**Problem to work on**
Report how many lines hold the word "Trüffelmayonnaise"; give nothing but the number.
══ Provided records
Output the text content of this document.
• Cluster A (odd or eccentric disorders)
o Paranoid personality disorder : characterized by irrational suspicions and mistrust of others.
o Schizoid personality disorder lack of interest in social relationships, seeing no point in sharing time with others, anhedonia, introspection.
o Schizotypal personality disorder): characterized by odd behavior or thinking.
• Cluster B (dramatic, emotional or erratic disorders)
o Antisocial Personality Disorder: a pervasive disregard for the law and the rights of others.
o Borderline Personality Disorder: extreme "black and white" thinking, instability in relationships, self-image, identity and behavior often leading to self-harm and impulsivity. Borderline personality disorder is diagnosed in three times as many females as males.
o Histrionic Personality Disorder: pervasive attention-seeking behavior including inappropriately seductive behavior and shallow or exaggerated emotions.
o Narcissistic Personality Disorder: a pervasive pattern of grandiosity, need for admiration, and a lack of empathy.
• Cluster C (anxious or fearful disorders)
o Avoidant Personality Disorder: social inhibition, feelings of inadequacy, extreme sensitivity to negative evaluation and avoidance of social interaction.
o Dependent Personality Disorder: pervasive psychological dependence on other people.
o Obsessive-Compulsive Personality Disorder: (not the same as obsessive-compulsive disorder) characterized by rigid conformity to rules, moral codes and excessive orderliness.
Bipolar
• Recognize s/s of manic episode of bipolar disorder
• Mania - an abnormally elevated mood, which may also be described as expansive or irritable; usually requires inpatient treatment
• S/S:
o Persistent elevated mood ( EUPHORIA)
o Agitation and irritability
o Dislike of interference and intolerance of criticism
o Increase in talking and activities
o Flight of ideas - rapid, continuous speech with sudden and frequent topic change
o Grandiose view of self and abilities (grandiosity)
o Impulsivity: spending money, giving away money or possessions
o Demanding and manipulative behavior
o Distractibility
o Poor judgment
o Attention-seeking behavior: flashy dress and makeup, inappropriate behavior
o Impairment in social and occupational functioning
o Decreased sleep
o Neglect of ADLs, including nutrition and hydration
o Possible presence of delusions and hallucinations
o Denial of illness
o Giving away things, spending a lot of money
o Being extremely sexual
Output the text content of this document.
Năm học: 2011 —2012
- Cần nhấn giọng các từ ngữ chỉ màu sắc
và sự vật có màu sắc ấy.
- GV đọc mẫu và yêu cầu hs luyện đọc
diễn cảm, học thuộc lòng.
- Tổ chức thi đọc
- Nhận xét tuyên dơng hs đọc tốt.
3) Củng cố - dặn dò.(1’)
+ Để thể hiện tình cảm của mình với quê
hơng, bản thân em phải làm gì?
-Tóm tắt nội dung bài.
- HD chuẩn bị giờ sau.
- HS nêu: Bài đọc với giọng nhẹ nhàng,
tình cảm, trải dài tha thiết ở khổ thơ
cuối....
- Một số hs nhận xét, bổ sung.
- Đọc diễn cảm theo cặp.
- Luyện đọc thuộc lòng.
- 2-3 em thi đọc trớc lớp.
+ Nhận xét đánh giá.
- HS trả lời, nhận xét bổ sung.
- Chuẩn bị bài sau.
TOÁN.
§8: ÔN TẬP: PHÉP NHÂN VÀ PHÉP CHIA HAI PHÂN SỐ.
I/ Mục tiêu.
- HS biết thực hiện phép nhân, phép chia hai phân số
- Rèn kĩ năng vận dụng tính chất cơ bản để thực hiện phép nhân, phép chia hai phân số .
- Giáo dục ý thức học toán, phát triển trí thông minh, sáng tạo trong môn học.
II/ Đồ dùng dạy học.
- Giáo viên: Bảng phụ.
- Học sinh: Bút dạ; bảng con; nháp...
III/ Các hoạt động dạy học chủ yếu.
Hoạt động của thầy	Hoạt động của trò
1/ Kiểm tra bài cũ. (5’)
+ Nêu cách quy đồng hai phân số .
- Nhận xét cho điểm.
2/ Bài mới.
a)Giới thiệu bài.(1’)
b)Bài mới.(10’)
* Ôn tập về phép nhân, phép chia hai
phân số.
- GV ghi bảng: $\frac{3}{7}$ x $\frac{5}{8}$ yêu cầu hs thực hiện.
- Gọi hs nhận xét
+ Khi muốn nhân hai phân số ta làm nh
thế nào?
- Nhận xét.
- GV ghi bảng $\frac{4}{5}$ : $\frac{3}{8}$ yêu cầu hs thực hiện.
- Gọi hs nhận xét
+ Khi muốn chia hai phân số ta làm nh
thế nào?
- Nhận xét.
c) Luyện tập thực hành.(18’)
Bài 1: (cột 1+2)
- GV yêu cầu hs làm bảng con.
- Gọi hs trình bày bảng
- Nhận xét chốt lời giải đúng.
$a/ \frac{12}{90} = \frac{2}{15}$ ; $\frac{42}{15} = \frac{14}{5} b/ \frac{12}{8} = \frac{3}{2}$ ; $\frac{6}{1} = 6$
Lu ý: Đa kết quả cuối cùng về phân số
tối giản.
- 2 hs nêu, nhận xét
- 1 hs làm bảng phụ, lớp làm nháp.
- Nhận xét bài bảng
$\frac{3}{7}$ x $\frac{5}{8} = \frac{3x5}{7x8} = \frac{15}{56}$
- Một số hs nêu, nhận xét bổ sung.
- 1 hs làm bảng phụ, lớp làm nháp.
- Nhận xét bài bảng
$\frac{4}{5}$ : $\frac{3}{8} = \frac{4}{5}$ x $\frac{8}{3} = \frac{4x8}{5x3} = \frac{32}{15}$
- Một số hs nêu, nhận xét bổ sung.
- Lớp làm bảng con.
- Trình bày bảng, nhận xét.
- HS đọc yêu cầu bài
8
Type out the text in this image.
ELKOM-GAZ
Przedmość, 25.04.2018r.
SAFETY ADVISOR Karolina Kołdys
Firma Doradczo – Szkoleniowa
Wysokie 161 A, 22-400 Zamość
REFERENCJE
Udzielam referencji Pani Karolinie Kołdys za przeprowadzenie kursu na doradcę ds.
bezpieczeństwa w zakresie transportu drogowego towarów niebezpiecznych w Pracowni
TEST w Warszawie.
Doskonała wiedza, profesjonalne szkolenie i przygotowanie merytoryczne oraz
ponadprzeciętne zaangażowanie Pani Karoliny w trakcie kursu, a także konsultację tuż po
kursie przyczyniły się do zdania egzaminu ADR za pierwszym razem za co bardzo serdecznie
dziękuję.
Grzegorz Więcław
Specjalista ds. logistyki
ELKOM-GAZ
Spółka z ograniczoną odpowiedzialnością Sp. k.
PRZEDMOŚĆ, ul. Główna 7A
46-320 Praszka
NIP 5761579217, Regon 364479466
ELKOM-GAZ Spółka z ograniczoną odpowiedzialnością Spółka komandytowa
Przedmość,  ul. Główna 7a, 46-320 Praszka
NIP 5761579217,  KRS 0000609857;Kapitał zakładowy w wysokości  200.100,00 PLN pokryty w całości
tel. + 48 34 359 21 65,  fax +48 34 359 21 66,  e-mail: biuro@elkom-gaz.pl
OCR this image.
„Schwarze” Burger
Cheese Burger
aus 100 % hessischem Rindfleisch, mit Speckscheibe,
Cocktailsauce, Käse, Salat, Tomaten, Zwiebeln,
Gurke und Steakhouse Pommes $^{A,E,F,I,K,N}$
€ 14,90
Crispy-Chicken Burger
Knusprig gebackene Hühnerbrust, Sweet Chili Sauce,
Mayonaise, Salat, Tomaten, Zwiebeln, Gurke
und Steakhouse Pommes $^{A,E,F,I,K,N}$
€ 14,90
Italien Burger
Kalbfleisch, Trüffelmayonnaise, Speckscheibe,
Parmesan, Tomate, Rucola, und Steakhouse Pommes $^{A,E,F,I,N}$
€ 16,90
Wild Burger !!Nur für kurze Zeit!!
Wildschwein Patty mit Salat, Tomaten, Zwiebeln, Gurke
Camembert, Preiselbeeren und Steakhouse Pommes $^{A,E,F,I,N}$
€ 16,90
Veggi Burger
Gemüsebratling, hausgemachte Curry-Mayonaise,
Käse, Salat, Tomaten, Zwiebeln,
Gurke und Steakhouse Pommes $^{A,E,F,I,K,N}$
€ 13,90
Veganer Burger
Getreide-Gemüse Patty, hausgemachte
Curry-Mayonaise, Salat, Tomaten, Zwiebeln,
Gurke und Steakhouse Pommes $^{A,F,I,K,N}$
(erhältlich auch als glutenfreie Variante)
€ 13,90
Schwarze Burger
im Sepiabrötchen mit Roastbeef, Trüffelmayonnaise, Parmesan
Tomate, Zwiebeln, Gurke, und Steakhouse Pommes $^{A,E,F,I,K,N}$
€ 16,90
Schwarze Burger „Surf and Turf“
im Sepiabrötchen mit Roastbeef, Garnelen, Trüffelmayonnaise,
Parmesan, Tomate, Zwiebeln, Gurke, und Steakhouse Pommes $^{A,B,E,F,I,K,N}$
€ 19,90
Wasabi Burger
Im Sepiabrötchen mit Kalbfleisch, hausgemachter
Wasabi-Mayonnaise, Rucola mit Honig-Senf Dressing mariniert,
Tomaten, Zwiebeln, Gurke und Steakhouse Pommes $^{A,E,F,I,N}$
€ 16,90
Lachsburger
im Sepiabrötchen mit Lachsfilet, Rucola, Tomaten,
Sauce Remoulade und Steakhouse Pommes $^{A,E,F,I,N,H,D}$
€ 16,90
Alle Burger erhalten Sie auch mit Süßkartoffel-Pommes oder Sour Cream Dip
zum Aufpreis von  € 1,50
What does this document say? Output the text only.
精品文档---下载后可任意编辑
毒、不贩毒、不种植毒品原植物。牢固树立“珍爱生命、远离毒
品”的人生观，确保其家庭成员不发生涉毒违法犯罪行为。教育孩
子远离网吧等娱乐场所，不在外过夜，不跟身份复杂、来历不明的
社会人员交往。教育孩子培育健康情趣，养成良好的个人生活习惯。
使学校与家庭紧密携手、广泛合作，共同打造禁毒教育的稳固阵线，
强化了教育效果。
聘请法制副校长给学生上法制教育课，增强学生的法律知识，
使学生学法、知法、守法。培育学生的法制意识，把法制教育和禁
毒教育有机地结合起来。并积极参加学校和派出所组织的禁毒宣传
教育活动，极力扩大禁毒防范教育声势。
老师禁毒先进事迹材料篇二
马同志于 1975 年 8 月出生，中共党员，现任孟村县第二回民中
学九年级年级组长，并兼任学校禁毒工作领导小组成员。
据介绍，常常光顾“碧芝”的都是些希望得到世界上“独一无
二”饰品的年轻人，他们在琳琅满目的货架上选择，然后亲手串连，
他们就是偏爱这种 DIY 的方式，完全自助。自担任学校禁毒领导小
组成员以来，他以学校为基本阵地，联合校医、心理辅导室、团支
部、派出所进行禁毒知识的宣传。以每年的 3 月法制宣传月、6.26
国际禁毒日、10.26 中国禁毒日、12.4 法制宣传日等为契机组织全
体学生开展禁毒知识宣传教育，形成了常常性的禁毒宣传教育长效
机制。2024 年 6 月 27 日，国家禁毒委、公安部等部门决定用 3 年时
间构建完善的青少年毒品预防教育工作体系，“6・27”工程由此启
════
**Response to the task**
3